Find all lines in the listing that include the word "General", then copy them.

## Start SUPPLIED RECORDS

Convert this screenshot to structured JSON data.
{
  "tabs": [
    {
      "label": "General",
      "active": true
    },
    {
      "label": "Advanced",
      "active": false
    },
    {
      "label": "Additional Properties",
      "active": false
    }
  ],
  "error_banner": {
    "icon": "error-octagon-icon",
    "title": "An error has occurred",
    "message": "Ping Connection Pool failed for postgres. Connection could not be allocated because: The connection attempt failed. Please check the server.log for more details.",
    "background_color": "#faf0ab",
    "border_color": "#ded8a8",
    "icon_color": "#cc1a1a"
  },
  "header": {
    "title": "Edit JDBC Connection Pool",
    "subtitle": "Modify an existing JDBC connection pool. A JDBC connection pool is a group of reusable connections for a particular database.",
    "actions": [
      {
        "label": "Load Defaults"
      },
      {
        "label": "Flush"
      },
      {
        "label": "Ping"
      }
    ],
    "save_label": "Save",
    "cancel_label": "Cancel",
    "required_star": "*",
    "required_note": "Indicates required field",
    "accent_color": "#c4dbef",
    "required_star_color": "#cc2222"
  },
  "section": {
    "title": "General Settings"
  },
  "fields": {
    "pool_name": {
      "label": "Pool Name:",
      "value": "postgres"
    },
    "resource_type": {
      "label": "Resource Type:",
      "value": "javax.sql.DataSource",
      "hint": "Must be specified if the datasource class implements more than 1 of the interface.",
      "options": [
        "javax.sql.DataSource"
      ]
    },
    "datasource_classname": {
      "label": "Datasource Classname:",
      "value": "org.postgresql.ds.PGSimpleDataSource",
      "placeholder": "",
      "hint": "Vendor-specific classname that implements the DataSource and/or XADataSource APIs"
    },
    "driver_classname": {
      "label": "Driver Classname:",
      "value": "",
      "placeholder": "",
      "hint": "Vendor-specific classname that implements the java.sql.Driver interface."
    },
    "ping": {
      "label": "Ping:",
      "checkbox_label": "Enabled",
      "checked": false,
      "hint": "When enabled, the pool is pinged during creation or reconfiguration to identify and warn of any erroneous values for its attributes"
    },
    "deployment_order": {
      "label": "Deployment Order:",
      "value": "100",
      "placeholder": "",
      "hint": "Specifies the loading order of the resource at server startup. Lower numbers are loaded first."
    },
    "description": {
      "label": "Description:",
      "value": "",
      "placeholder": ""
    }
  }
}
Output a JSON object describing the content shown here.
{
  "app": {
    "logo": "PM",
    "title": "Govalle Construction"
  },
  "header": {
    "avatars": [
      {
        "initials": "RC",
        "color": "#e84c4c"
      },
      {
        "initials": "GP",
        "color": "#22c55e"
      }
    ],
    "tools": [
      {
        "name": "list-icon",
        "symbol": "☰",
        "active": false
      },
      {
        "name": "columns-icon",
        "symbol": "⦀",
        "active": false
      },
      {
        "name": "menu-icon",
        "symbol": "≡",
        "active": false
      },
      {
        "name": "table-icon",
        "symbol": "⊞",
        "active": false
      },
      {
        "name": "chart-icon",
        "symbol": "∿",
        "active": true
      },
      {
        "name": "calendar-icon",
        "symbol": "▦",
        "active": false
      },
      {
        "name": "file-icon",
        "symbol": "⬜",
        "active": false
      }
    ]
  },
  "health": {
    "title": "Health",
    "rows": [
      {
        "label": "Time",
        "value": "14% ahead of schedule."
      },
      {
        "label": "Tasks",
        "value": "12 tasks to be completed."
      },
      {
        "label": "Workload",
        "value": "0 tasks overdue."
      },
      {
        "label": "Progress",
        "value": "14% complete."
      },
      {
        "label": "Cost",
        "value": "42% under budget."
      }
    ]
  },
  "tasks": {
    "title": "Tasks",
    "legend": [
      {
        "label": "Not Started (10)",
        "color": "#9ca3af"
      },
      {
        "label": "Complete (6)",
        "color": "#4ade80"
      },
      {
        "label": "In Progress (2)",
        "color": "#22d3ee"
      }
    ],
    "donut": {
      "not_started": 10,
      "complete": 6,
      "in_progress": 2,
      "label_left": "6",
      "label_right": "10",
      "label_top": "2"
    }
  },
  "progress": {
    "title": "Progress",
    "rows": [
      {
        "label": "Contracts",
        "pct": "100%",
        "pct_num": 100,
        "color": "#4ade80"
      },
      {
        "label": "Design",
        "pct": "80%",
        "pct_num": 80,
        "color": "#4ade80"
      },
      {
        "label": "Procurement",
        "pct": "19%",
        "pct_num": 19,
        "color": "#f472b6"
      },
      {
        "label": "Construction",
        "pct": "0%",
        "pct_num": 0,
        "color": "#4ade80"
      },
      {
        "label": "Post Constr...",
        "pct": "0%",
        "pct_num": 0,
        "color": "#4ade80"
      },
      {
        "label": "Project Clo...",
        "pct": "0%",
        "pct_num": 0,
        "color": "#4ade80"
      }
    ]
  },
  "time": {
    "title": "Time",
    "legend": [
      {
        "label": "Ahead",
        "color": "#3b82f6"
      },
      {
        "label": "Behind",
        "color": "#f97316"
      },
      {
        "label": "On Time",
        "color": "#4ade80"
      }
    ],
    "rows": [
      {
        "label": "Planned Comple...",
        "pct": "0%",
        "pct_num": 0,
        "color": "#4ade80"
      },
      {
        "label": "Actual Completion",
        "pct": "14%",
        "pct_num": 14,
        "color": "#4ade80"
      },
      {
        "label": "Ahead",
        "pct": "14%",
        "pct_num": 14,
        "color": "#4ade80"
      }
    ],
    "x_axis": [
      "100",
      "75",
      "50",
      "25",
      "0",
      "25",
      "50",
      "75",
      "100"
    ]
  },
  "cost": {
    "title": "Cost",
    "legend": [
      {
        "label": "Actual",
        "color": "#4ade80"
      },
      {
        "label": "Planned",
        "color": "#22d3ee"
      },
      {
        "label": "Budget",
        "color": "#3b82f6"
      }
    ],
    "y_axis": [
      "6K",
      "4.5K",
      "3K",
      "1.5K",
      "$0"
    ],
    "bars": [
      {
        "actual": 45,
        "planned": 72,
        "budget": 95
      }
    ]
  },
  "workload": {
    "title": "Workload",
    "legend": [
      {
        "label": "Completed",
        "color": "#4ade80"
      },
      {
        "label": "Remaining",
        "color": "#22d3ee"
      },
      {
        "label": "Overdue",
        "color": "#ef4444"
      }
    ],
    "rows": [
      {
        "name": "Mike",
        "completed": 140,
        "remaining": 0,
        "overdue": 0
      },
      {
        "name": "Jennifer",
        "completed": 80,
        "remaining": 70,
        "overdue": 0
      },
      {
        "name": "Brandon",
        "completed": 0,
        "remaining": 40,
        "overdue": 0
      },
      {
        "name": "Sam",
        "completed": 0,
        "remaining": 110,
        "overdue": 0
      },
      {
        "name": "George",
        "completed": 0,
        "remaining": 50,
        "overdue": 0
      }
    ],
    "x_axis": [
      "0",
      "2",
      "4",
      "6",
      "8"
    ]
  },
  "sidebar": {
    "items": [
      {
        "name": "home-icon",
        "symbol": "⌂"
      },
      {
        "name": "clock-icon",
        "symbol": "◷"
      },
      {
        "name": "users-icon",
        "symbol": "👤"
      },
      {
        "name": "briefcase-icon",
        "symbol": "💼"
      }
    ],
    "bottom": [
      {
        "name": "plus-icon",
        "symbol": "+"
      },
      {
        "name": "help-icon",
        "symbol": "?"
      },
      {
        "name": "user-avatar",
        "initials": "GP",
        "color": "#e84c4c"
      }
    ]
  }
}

## End SUPPLIED RECORDS

## SOLUTION TO THE EXERCISE
      "label": "General",
    "title": "General Settings"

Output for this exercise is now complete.